TASK BRIEF: Filter the listing below, copying every line in which the word "those" appears.

(Saved entries)
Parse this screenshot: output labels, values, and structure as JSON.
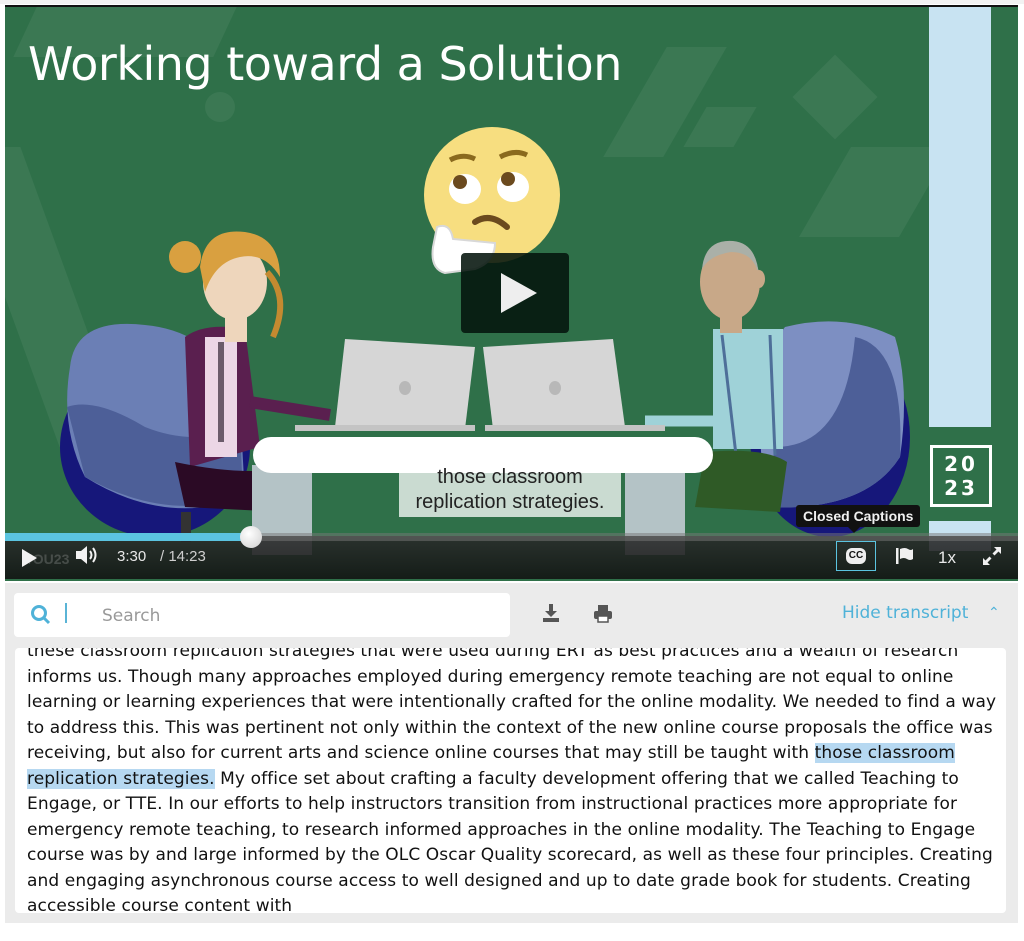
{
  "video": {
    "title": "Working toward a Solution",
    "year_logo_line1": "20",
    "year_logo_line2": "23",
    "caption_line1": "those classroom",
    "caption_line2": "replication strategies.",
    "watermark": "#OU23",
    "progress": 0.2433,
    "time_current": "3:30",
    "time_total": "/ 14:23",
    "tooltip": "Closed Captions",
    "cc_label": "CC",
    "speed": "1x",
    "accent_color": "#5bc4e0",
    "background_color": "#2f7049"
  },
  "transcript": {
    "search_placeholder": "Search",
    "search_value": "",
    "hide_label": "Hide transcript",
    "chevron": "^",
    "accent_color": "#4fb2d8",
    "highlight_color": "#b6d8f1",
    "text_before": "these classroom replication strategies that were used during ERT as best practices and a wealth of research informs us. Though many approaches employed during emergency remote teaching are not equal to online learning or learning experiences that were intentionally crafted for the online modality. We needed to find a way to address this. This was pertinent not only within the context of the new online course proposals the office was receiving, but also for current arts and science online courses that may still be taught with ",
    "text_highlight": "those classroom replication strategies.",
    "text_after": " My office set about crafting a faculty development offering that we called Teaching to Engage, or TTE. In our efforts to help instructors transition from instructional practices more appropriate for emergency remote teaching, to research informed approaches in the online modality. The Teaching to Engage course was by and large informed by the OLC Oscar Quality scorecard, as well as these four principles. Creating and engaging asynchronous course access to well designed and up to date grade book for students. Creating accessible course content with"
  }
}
---
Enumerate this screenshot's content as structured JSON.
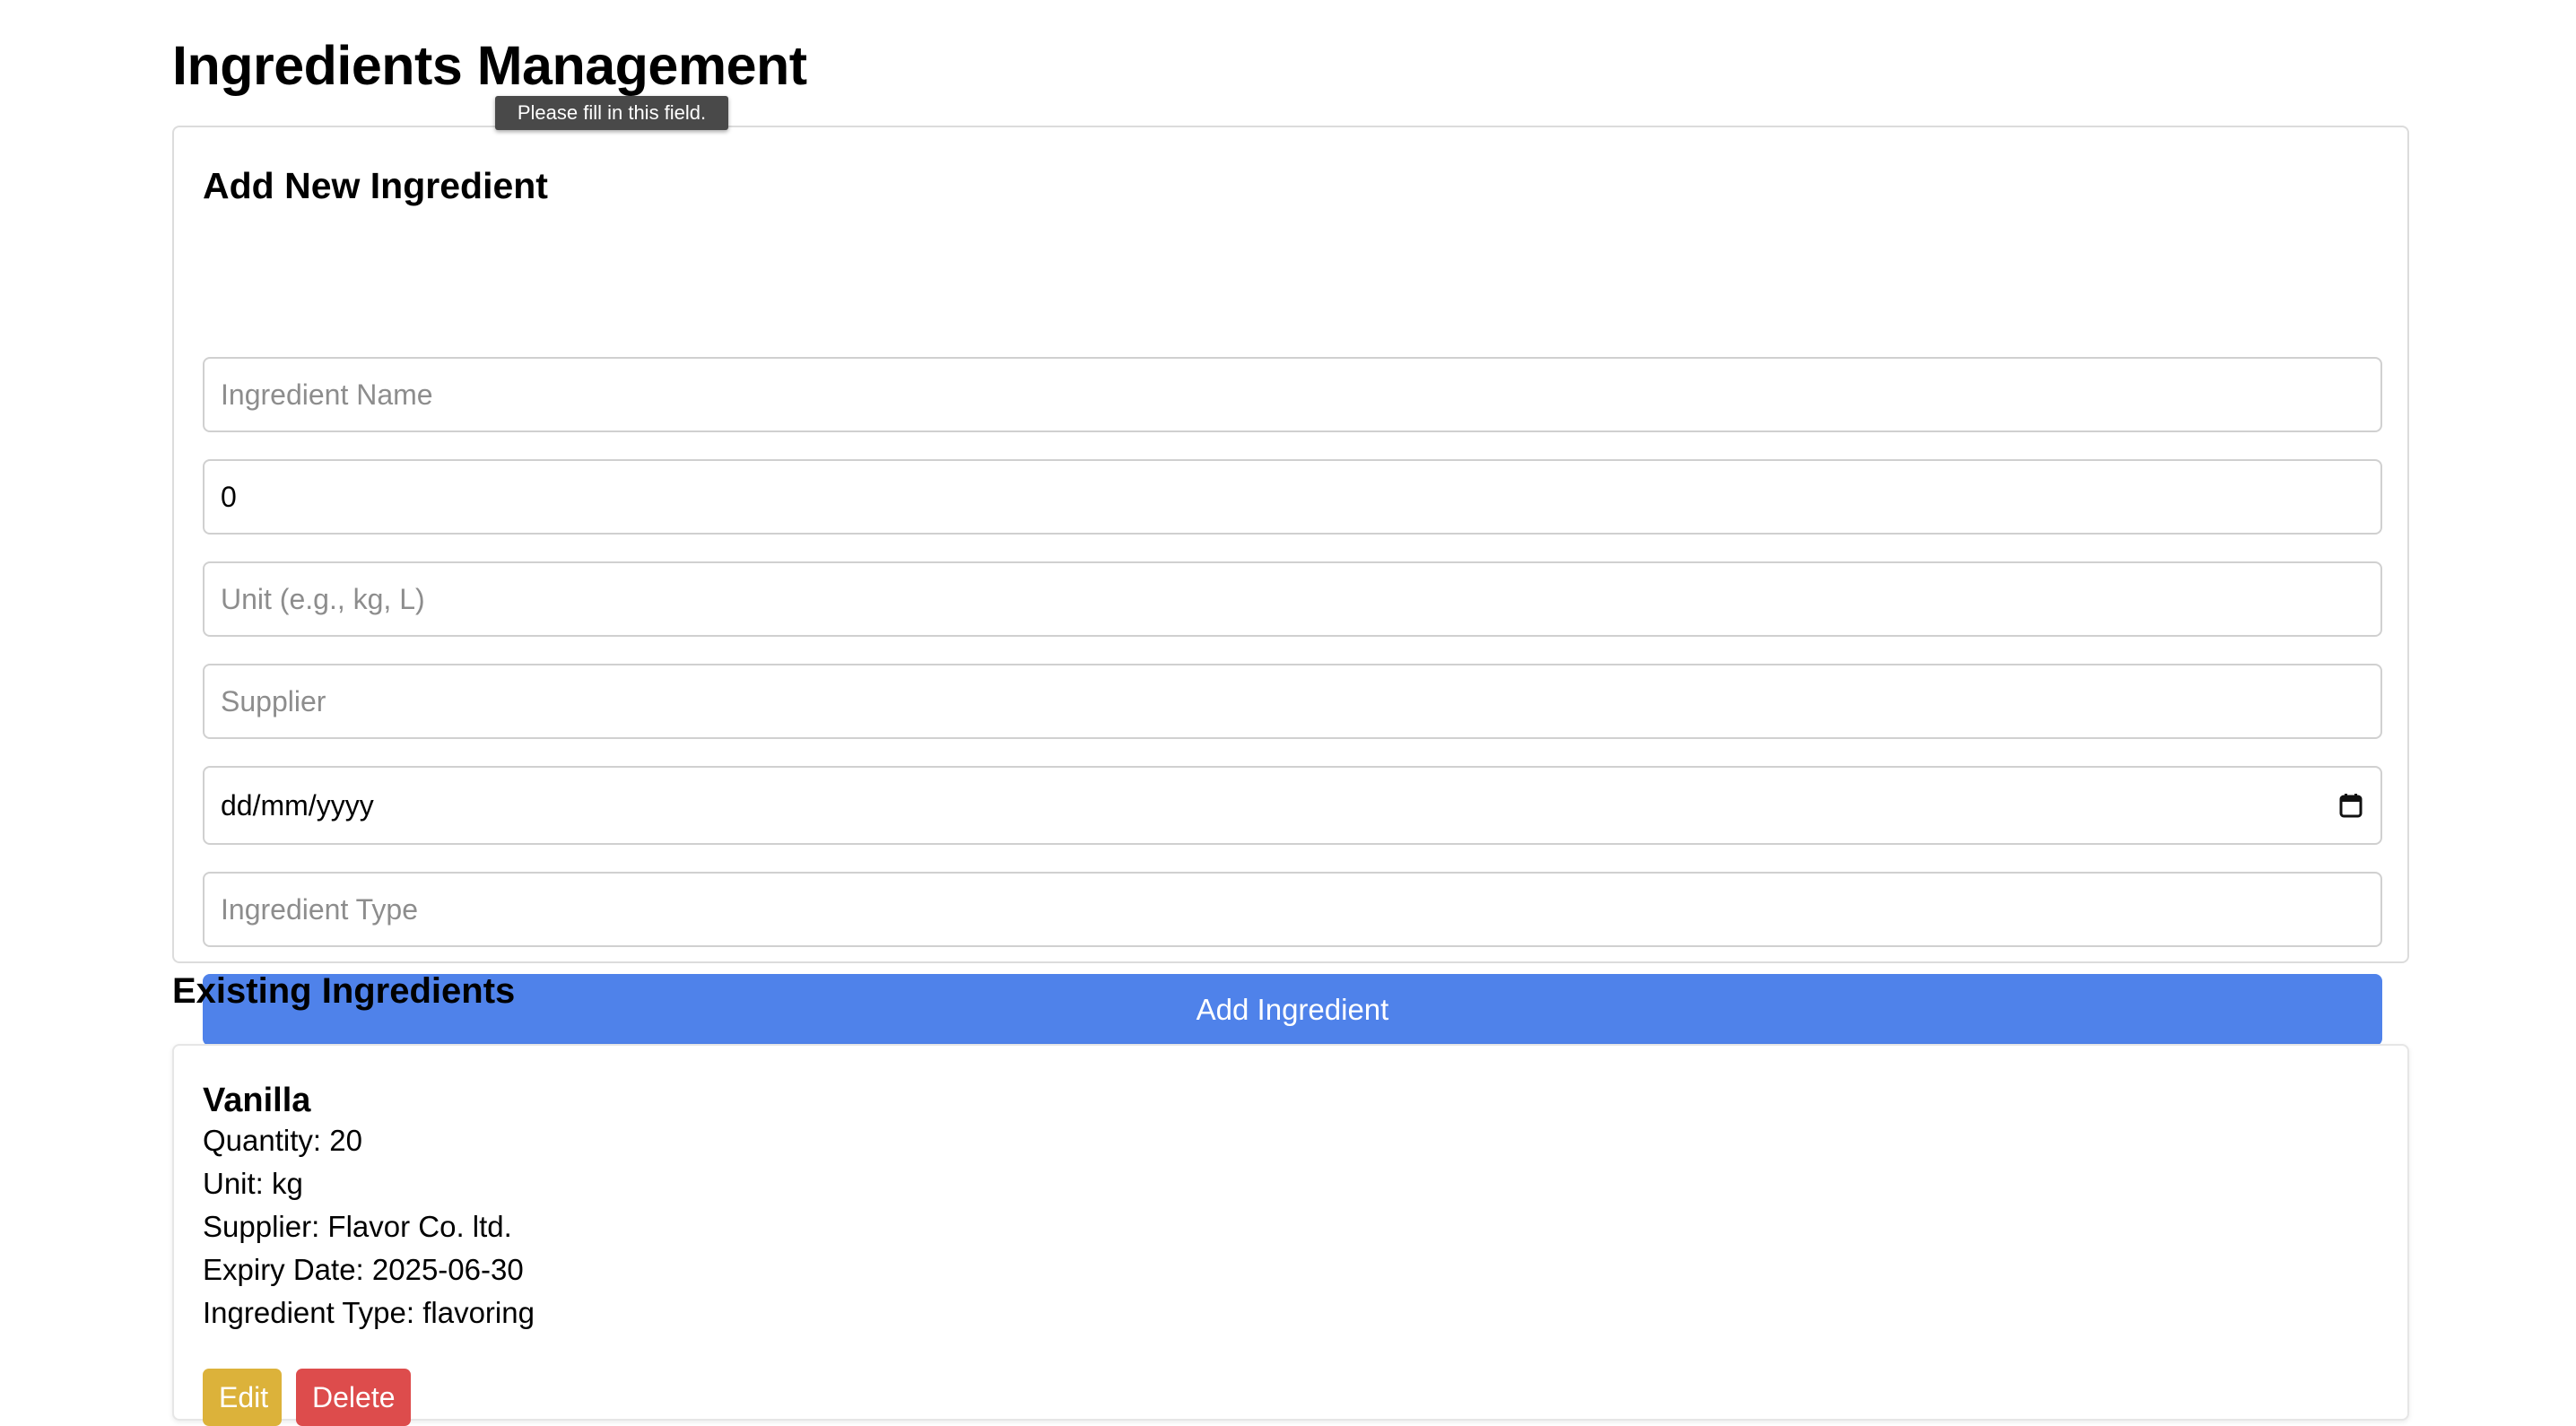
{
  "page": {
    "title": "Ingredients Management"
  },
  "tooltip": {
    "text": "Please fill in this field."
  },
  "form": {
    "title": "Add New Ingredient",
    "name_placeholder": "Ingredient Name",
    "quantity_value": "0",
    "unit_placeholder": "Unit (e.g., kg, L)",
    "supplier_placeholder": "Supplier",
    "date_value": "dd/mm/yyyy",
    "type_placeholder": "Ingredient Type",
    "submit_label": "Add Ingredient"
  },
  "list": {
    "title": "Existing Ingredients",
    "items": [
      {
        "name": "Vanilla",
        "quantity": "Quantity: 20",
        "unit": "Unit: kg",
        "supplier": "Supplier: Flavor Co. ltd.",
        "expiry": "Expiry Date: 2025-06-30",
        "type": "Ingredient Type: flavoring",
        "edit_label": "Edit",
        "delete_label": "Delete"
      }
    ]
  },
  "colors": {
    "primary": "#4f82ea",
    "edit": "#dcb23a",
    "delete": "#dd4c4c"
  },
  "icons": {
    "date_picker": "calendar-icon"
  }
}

ANSWER:
    "caption_line1": "those classroom",
    "text_highlight": "those classroom replication strategies.",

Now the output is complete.